Given request
Output all records precisely as written.

--- start of Material for this exercise ---

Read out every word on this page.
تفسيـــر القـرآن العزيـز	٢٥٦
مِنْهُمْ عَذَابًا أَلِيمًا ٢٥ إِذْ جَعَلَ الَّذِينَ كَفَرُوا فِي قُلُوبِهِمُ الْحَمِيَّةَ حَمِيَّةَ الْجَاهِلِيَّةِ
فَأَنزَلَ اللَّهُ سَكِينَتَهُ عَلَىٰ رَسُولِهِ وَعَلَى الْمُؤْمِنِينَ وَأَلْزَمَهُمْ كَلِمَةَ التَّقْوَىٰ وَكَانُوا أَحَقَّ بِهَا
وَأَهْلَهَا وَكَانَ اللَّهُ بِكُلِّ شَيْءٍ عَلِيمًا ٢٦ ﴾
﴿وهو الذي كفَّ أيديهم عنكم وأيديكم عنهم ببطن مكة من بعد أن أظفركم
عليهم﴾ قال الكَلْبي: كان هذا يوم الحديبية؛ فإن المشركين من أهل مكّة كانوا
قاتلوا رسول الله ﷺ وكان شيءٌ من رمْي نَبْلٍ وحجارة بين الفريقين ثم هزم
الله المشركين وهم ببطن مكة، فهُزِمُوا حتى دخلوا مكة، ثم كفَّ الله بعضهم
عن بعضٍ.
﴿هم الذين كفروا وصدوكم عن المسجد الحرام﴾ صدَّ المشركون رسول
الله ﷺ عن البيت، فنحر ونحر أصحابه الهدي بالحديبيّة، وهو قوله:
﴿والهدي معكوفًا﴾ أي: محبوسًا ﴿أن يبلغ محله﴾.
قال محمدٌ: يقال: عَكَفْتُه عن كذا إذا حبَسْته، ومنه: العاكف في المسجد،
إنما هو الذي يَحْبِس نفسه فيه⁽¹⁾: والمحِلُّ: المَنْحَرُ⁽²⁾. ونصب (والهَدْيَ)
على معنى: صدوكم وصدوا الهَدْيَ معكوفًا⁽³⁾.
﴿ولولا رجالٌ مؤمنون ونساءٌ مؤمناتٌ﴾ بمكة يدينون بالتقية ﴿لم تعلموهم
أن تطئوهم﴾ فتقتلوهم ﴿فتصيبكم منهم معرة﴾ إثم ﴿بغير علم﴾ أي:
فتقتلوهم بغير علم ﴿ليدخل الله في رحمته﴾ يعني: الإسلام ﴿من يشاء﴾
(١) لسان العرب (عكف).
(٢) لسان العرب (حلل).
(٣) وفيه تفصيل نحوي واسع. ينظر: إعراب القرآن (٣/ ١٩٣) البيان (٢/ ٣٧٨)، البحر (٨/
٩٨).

--- end of Material for this exercise ---

Solution to the exercise
Read out every word on this page.
تفسيـــر القـرآن العزيـز	٢٥٦
مِنْهُمْ عَذَابًا أَلِيمًا ٢٥ إِذْ جَعَلَ الَّذِينَ كَفَرُوا فِي قُلُوبِهِمُ الْحَمِيَّةَ حَمِيَّةَ الْجَاهِلِيَّةِ
فَأَنزَلَ اللَّهُ سَكِينَتَهُ عَلَىٰ رَسُولِهِ وَعَلَى الْمُؤْمِنِينَ وَأَلْزَمَهُمْ كَلِمَةَ التَّقْوَىٰ وَكَانُوا أَحَقَّ بِهَا
وَأَهْلَهَا وَكَانَ اللَّهُ بِكُلِّ شَيْءٍ عَلِيمًا ٢٦ ﴾
﴿وهو الذي كفَّ أيديهم عنكم وأيديكم عنهم ببطن مكة من بعد أن أظفركم
عليهم﴾ قال الكَلْبي: كان هذا يوم الحديبية؛ فإن المشركين من أهل مكّة كانوا
قاتلوا رسول الله ﷺ وكان شيءٌ من رمْي نَبْلٍ وحجارة بين الفريقين ثم هزم
الله المشركين وهم ببطن مكة، فهُزِمُوا حتى دخلوا مكة، ثم كفَّ الله بعضهم
عن بعضٍ.
﴿هم الذين كفروا وصدوكم عن المسجد الحرام﴾ صدَّ المشركون رسول
الله ﷺ عن البيت، فنحر ونحر أصحابه الهدي بالحديبيّة، وهو قوله:
﴿والهدي معكوفًا﴾ أي: محبوسًا ﴿أن يبلغ محله﴾.
قال محمدٌ: يقال: عَكَفْتُه عن كذا إذا حبَسْته، ومنه: العاكف في المسجد،
إنما هو الذي يَحْبِس نفسه فيه⁽¹⁾: والمحِلُّ: المَنْحَرُ⁽²⁾. ونصب (والهَدْيَ)
على معنى: صدوكم وصدوا الهَدْيَ معكوفًا⁽³⁾.
﴿ولولا رجالٌ مؤمنون ونساءٌ مؤمناتٌ﴾ بمكة يدينون بالتقية ﴿لم تعلموهم
أن تطئوهم﴾ فتقتلوهم ﴿فتصيبكم منهم معرة﴾ إثم ﴿بغير علم﴾ أي:
فتقتلوهم بغير علم ﴿ليدخل الله في رحمته﴾ يعني: الإسلام ﴿من يشاء﴾
(١) لسان العرب (عكف).
(٢) لسان العرب (حلل).
(٣) وفيه تفصيل نحوي واسع. ينظر: إعراب القرآن (٣/ ١٩٣) البيان (٢/ ٣٧٨)، البحر (٨/
٩٨).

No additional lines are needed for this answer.